_EXERCISE DETAILS_.
When a line below contains the word "text", copy that line.

(Items from a dataset)
■ ■ ■ ■ ■ ■ ■

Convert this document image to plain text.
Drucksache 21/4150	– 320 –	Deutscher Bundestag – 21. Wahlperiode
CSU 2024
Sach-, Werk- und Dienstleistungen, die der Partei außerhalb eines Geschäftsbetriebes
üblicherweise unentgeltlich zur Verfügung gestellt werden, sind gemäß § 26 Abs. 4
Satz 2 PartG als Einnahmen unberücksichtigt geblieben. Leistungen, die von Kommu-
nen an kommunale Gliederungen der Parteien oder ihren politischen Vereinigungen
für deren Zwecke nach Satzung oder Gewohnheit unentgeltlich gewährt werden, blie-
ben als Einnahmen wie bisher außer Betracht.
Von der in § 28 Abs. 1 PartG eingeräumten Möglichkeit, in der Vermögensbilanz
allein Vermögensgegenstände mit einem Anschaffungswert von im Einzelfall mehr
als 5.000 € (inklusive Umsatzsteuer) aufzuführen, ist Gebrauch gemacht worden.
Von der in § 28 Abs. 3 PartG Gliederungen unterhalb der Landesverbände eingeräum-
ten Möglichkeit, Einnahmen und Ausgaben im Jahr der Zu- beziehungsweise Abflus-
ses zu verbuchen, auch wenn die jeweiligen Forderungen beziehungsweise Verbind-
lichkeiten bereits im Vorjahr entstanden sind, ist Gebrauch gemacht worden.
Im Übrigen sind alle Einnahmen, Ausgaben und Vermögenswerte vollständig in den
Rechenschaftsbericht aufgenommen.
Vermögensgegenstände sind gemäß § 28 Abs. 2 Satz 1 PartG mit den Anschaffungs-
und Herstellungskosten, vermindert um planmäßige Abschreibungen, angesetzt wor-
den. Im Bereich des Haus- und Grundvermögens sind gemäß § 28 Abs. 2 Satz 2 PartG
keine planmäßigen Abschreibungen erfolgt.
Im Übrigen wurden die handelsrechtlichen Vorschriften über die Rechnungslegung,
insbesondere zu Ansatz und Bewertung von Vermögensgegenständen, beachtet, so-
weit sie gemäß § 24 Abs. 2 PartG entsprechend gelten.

■ ■ ■ ■ ■ ■ ■

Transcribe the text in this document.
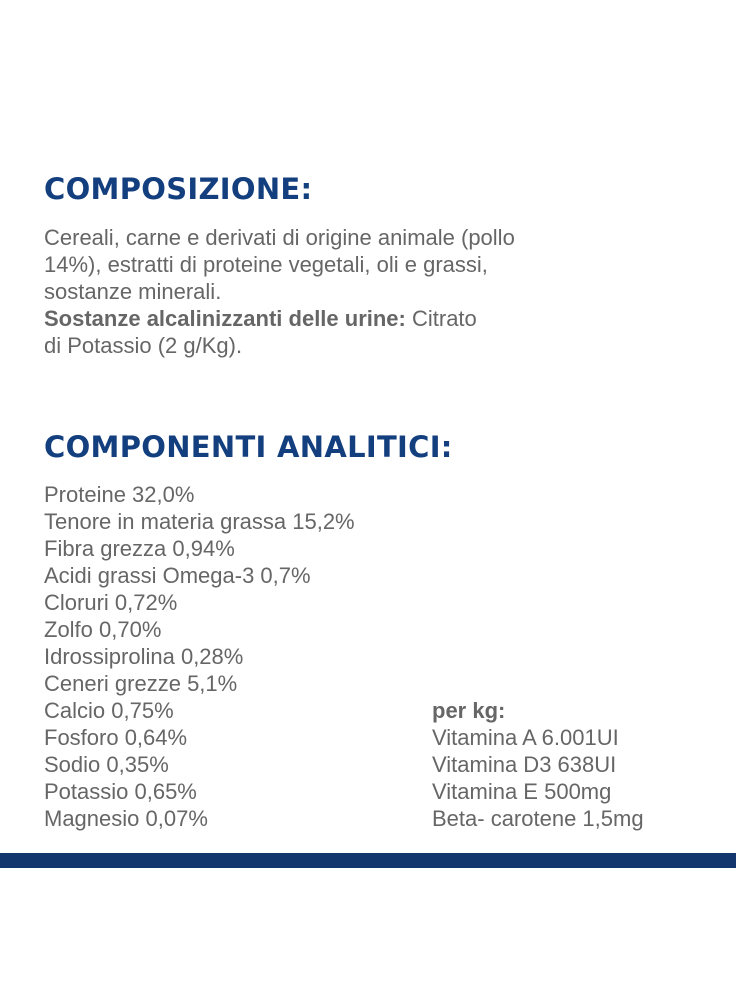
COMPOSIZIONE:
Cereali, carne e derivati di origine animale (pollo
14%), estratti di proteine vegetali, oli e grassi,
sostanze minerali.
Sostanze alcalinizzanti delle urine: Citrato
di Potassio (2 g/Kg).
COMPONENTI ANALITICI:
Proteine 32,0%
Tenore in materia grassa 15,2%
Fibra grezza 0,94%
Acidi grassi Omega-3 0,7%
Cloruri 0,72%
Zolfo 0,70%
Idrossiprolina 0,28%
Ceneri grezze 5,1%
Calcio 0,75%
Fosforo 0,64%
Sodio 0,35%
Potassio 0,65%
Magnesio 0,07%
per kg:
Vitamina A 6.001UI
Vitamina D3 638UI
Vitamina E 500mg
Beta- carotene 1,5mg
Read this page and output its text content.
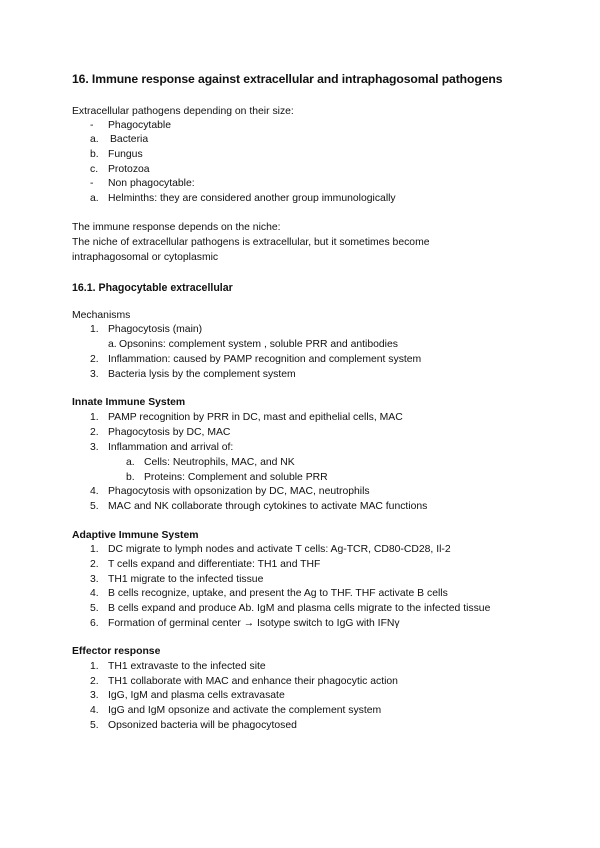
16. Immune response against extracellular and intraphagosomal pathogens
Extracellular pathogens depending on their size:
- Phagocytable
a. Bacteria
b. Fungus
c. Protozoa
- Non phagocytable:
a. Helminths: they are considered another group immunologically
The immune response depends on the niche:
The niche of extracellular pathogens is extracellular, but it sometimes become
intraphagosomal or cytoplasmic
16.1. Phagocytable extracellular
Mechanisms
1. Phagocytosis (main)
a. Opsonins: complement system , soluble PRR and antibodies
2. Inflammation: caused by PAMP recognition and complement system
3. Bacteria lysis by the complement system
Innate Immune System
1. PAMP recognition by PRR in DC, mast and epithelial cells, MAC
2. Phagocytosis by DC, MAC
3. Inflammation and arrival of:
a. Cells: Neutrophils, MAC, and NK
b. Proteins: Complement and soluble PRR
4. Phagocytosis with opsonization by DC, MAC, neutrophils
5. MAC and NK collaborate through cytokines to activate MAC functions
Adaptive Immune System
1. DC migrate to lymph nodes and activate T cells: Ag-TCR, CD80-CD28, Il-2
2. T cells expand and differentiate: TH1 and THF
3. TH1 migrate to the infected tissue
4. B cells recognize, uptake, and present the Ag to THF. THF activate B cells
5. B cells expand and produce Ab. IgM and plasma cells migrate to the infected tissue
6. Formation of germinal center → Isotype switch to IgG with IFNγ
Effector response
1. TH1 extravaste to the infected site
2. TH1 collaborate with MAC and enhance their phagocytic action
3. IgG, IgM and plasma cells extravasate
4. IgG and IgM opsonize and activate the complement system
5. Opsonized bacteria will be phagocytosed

■ ■ ■ ■ ■ ■ ■

_SOLUTION TO THIS PROBLEM_.
Convert this document image to plain text.
Transcribe the text in this document.
Read this page and output its text content.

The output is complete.